- TRECHO DO DOCUMENTO:
■ ■ ■
O “mestre dos mestres”

Salve rapaziada do samba!

O personagem da coluna desta semana não está materialmente mais entre nós, mas suas marcas deixaram pegadas e com certeza estão presentes ainda nos terreiros de samba da Pauliceia que nunca podem deixar de perpetuar seus grandes baobás. E esse foi um que eu tive a honra de conhecer e conviver.

Em 1987 meu pai era ritmista do mestre no Peruche, eu com 3 para 4 anos o infernizava quando a bateria parava de tocar. Em 1998 o mestre foi para a Barroca, onde eu era ritmista e foi ele quem me deu direcionamento, me levou para gravar, fazer programa de rádio, shows, carnavais no interior e me passou a diretor da bateria mirim em 1999. Tive oportunidade de homenageá-lo em vida por duas vezes – na Barroca e no Quilombo. Estive presente em sua despedida, que foi a mais triste que já vi pela falta de consideração do samba para com um dos seus maiores mestres.
■ ■ ■
Entradas de dados coletadas
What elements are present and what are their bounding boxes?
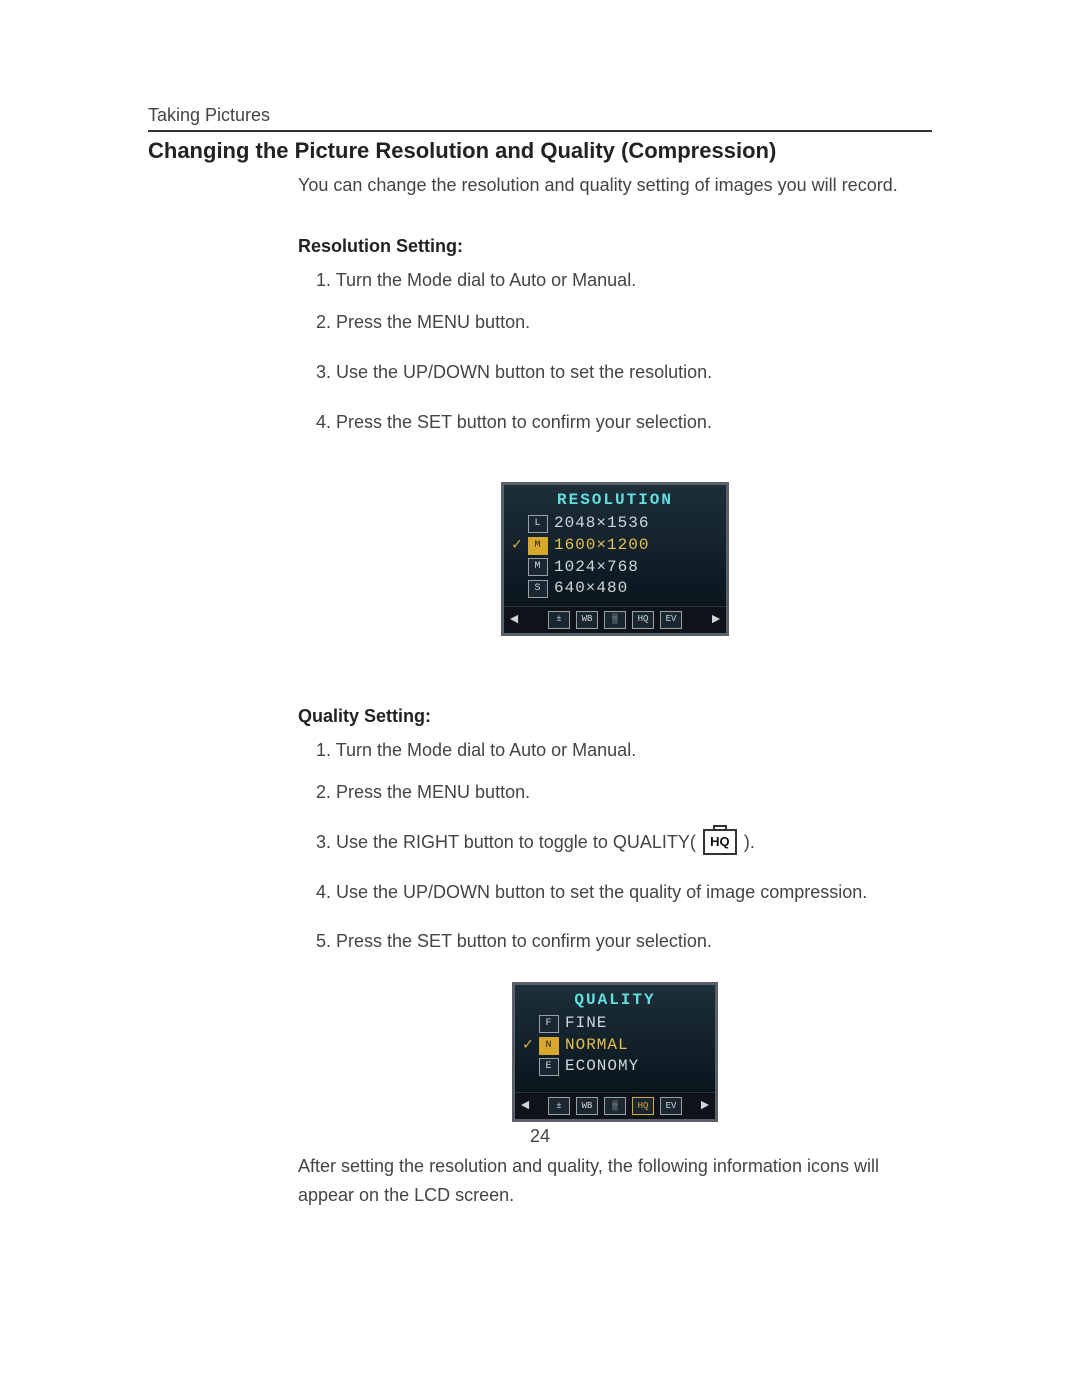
list-item: 2. Press the MENU button. <box>316 309 932 337</box>
menu-option: M 1024×768 <box>512 557 718 579</box>
list-item: 2. Press the MENU button. <box>316 779 932 807</box>
page-title: Changing the Picture Resolution and Qual… <box>148 138 932 164</box>
intro-text: You can change the resolution and qualit… <box>298 172 932 200</box>
option-value: 2048×1536 <box>554 513 649 535</box>
right-arrow-icon: ► <box>712 612 720 628</box>
after-text: After setting the resolution and quality… <box>298 1152 932 1210</box>
size-badge-icon: M <box>528 558 548 576</box>
quality-steps: 1. Turn the Mode dial to Auto or Manual.… <box>298 737 932 956</box>
manual-page: Taking Pictures Changing the Picture Res… <box>0 0 1080 1397</box>
toolbar-icons: ± WB ▒ HQ EV <box>548 611 682 629</box>
option-value: FINE <box>565 1013 607 1035</box>
quality-heading: Quality Setting: <box>298 706 932 727</box>
check-icon: ✓ <box>512 535 522 557</box>
size-badge-icon: L <box>528 515 548 533</box>
size-badge-icon: S <box>528 580 548 598</box>
exposure-icon: ± <box>548 611 570 629</box>
menu-option: ✓ M 1600×1200 <box>512 535 718 557</box>
pattern-icon: ▒ <box>604 611 626 629</box>
right-arrow-icon: ► <box>701 1098 709 1114</box>
option-value: ECONOMY <box>565 1056 639 1078</box>
wb-icon: WB <box>576 611 598 629</box>
option-value: 1600×1200 <box>554 535 649 557</box>
list-item: 1. Turn the Mode dial to Auto or Manual. <box>316 737 932 765</box>
option-value: NORMAL <box>565 1035 629 1057</box>
hq-camera-icon: HQ <box>703 829 737 855</box>
resolution-steps: 1. Turn the Mode dial to Auto or Manual.… <box>298 267 932 437</box>
page-number: 24 <box>0 1126 1080 1147</box>
step-text-suffix: ). <box>744 832 755 852</box>
quality-badge-icon: E <box>539 1058 559 1076</box>
list-item: 1. Turn the Mode dial to Auto or Manual. <box>316 267 932 295</box>
resolution-lcd-figure: RESOLUTION L 2048×1536 ✓ M 1600×1200 <box>298 482 932 635</box>
menu-option: ✓ N NORMAL <box>523 1035 707 1057</box>
breadcrumb: Taking Pictures <box>148 105 932 126</box>
content-area: Taking Pictures Changing the Picture Res… <box>0 0 1080 1210</box>
lcd-screen: RESOLUTION L 2048×1536 ✓ M 1600×1200 <box>501 482 729 635</box>
menu-title: QUALITY <box>523 991 707 1009</box>
toolbar-icons: ± WB ▒ HQ EV <box>548 1097 682 1115</box>
quality-badge-icon: F <box>539 1015 559 1033</box>
body-indent: You can change the resolution and qualit… <box>298 172 932 1210</box>
list-item: 5. Press the SET button to confirm your … <box>316 928 932 956</box>
step-text: 3. Use the RIGHT button to toggle to QUA… <box>316 832 696 852</box>
menu-option: E ECONOMY <box>523 1056 707 1078</box>
size-badge-icon: M <box>528 537 548 555</box>
resolution-heading: Resolution Setting: <box>298 236 932 257</box>
list-item: 4. Press the SET button to confirm your … <box>316 409 932 437</box>
menu-option: F FINE <box>523 1013 707 1035</box>
quality-badge-icon: N <box>539 1037 559 1055</box>
ev-icon: EV <box>660 1097 682 1115</box>
list-item: 3. Use the RIGHT button to toggle to QUA… <box>316 829 932 857</box>
pattern-icon: ▒ <box>604 1097 626 1115</box>
list-item: 3. Use the UP/DOWN button to set the res… <box>316 359 932 387</box>
menu-title: RESOLUTION <box>512 491 718 509</box>
quality-lcd-figure: QUALITY F FINE ✓ N NORMAL <box>298 982 932 1122</box>
option-value: 1024×768 <box>554 557 639 579</box>
exposure-icon: ± <box>548 1097 570 1115</box>
divider <box>148 130 932 132</box>
lcd-toolbar: ◄ ± WB ▒ HQ EV ► <box>515 1092 715 1119</box>
ev-icon: EV <box>660 611 682 629</box>
menu-option: S 640×480 <box>512 578 718 600</box>
list-item: 4. Use the UP/DOWN button to set the qua… <box>316 879 932 907</box>
check-icon: ✓ <box>523 1035 533 1057</box>
hq-icon: HQ <box>632 611 654 629</box>
hq-icon: HQ <box>632 1097 654 1115</box>
lcd-screen: QUALITY F FINE ✓ N NORMAL <box>512 982 718 1122</box>
wb-icon: WB <box>576 1097 598 1115</box>
left-arrow-icon: ◄ <box>521 1098 529 1114</box>
left-arrow-icon: ◄ <box>510 612 518 628</box>
lcd-toolbar: ◄ ± WB ▒ HQ EV ► <box>504 606 726 633</box>
option-value: 640×480 <box>554 578 628 600</box>
menu-option: L 2048×1536 <box>512 513 718 535</box>
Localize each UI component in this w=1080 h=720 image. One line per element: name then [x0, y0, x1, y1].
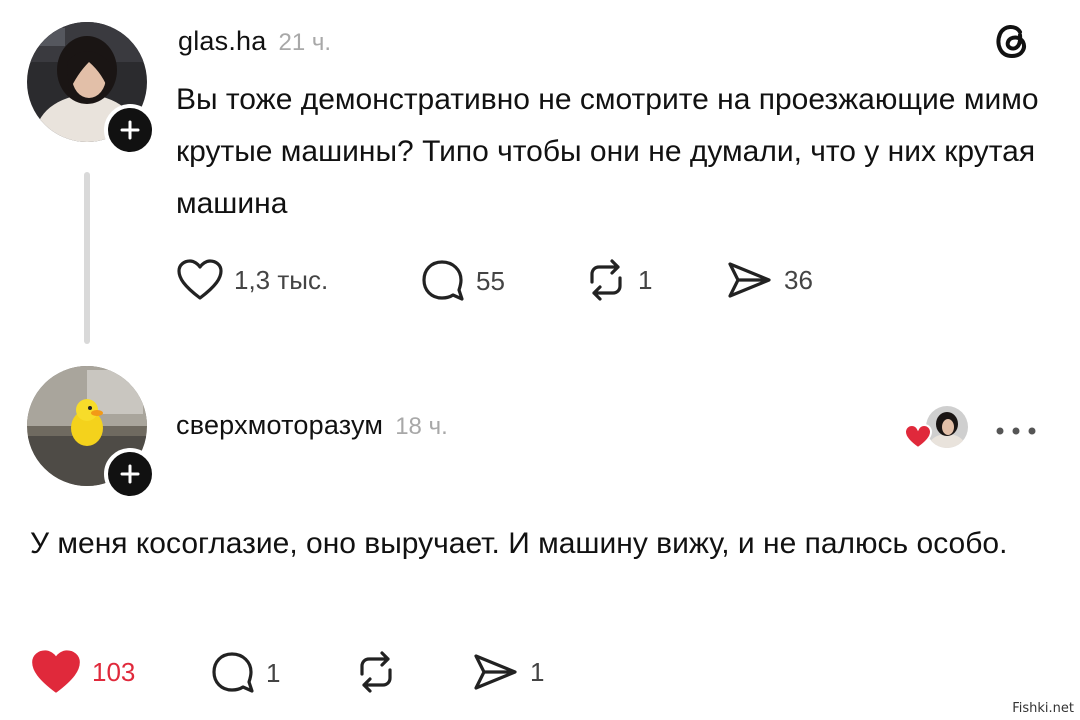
thread-line	[84, 172, 90, 344]
username[interactable]: glas.ha	[178, 26, 266, 57]
heart-icon	[177, 259, 223, 300]
reply-text: У меня косоглазие, оно выручает. И машин…	[30, 527, 1008, 560]
repost-button[interactable]: 1	[584, 258, 652, 302]
like-button[interactable]: 103	[30, 648, 135, 696]
follow-button[interactable]	[104, 448, 156, 500]
heart-filled-icon	[903, 423, 933, 455]
threads-logo-icon[interactable]	[990, 18, 1034, 67]
share-button[interactable]: 36	[724, 258, 813, 302]
watermark: Fishki.net	[1012, 701, 1074, 716]
comment-count: 55	[476, 265, 505, 296]
follow-button[interactable]	[104, 104, 156, 156]
username[interactable]: сверхмоторазум	[176, 410, 383, 441]
like-count: 103	[92, 656, 136, 687]
post-header: glas.ha 21 ч.	[178, 26, 331, 57]
comment-button[interactable]: 55	[420, 258, 505, 304]
share-count: 36	[784, 264, 813, 295]
share-button[interactable]: 1	[470, 650, 544, 694]
repost-icon	[590, 259, 622, 301]
heart-filled-icon	[32, 650, 80, 693]
share-icon	[728, 262, 771, 298]
reply-header: сверхмоторазум 18 ч.	[176, 410, 448, 441]
repost-icon	[360, 651, 392, 693]
author-liked-avatar	[926, 406, 968, 448]
like-button[interactable]: 1,3 тыс.	[176, 258, 328, 302]
comment-count: 1	[266, 657, 281, 688]
share-count: 1	[530, 656, 545, 687]
post-text: Вы тоже демонстративно не смотрите на пр…	[176, 83, 1039, 220]
comment-button[interactable]: 1	[210, 650, 280, 696]
timestamp: 21 ч.	[278, 29, 332, 56]
repost-button[interactable]	[354, 650, 408, 694]
timestamp: 18 ч.	[395, 413, 448, 440]
share-icon	[474, 654, 517, 690]
plus-icon	[120, 464, 140, 484]
repost-count: 1	[638, 264, 653, 295]
comment-icon	[422, 260, 464, 301]
more-icon[interactable]	[994, 424, 1038, 442]
plus-icon	[120, 120, 140, 140]
like-count: 1,3 тыс.	[234, 264, 329, 295]
comment-icon	[212, 652, 254, 693]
■ ■ ■
- EXERCÍCIOS PROPOSTOS:
[1] Responda com base na coluna sobre o "mestre dos mestres":
(a) Em que ano o mestre foi para a Barroca?
(b) Que função quem escreve a coluna passou a exercer em 1999?
(c) Em quais dois lugares o mestre foi homenageado em vida?
[2] Nas linhas de dados, reescreva o trecho que vai da linha com "172, 90, 344]" até a linha com "654, 517, 690]", inclusive, trocando "heart-filled-icon" por "filled-heart-icon" e mantendo todo o resto igual.
A coluna e as linhas de dados não têm relação uma com a outra.

- RESOLUÇÕES COMPLETAS:
[1]
(a) Em 1998.
(b) A de diretor da bateria mirim.
(c) Na Barroca e no Quilombo.

[2]
thread-line	[84, 172, 90, 344]
username[interactable]: glas.ha	[178, 26, 266, 57]
heart-icon	[177, 259, 223, 300]
reply-text: У меня косоглазие, оно выручает. И машин…	[30, 527, 1008, 560]
repost-button[interactable]: 1	[584, 258, 652, 302]
like-button[interactable]: 103	[30, 648, 135, 696]
follow-button[interactable]	[104, 448, 156, 500]
filled-heart-icon	[903, 423, 933, 455]
threads-logo-icon[interactable]	[990, 18, 1034, 67]
share-button[interactable]: 36	[724, 258, 813, 302]
watermark: Fishki.net	[1012, 701, 1074, 716]
comment-count: 55	[476, 265, 505, 296]
follow-button[interactable]	[104, 104, 156, 156]
username[interactable]: сверхмоторазум	[176, 410, 383, 441]
like-count: 103	[92, 656, 136, 687]
post-header: glas.ha 21 ч.	[178, 26, 331, 57]
comment-button[interactable]: 55	[420, 258, 505, 304]
share-count: 36	[784, 264, 813, 295]
share-button[interactable]: 1	[470, 650, 544, 694]
repost-icon	[590, 259, 622, 301]
filled-heart-icon	[32, 650, 80, 693]
share-icon	[728, 262, 771, 298]
reply-header: сверхмоторазум 18 ч.	[176, 410, 448, 441]
repost-icon	[360, 651, 392, 693]
author-liked-avatar	[926, 406, 968, 448]
like-button[interactable]: 1,3 тыс.	[176, 258, 328, 302]
comment-count: 1	[266, 657, 281, 688]
share-count: 1	[530, 656, 545, 687]
post-text: Вы тоже демонстративно не смотрите на пр…	[176, 83, 1039, 220]
comment-button[interactable]: 1	[210, 650, 280, 696]
timestamp: 21 ч.	[278, 29, 332, 56]
repost-button[interactable]	[354, 650, 408, 694]
timestamp: 18 ч.	[395, 413, 448, 440]
share-icon	[474, 654, 517, 690]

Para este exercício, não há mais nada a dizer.